» **Request**
Your task is to copy each line that has the word "name".

Items from a data source
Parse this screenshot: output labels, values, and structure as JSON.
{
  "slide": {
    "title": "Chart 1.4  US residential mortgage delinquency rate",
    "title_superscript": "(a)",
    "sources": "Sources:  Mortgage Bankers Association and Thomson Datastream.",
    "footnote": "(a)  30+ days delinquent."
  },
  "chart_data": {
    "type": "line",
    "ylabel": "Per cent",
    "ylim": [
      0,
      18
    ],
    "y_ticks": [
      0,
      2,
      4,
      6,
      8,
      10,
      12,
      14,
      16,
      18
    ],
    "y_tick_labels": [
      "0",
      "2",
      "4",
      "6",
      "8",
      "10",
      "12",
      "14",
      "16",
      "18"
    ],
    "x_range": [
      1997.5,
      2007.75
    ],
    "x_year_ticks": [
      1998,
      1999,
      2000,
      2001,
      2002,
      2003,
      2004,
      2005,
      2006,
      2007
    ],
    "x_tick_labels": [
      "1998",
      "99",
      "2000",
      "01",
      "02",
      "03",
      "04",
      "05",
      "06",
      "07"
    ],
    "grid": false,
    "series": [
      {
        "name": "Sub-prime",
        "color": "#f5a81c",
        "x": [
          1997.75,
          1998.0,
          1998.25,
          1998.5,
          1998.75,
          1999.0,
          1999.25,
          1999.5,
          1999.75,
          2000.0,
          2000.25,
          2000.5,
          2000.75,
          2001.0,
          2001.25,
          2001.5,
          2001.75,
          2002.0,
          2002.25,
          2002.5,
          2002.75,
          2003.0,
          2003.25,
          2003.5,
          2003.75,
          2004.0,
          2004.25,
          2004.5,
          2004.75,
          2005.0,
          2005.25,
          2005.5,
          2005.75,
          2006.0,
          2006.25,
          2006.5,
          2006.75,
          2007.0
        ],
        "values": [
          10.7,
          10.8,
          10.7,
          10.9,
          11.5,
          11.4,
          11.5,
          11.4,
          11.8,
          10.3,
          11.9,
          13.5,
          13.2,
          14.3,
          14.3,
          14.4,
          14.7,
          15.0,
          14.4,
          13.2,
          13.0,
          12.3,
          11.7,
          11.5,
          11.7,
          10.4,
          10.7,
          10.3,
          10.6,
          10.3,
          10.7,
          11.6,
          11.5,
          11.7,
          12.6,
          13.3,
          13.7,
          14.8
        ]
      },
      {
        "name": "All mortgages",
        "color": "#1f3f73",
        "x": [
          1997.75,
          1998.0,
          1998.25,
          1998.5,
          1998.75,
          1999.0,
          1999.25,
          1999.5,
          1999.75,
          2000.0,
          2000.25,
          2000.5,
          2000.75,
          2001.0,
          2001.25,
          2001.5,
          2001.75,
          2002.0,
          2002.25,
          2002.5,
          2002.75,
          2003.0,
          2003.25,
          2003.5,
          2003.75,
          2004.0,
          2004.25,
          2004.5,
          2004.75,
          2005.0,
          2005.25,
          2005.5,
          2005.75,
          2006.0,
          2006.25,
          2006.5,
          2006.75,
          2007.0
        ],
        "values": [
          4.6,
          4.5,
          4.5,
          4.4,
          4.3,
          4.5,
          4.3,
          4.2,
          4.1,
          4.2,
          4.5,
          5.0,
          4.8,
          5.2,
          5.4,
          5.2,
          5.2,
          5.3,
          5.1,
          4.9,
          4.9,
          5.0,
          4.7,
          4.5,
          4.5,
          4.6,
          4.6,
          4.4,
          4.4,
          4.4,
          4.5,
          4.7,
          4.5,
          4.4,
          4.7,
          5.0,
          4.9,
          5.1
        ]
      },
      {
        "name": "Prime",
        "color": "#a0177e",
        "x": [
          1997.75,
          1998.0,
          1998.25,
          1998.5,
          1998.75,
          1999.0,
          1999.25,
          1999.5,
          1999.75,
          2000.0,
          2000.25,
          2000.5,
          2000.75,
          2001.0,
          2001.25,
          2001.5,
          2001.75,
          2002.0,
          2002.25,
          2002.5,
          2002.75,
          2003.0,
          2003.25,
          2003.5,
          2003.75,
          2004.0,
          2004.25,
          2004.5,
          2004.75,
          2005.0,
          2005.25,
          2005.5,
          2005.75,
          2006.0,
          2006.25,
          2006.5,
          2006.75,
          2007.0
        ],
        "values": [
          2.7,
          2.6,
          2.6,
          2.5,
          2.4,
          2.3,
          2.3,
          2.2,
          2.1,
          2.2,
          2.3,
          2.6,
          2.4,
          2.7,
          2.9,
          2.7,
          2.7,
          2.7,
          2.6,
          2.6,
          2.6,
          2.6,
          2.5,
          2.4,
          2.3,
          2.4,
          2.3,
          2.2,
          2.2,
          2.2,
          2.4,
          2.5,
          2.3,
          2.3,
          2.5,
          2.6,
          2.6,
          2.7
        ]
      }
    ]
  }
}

» **Complete response**
        "name": "Sub-prime",
        "name": "All mortgages",
        "name": "Prime",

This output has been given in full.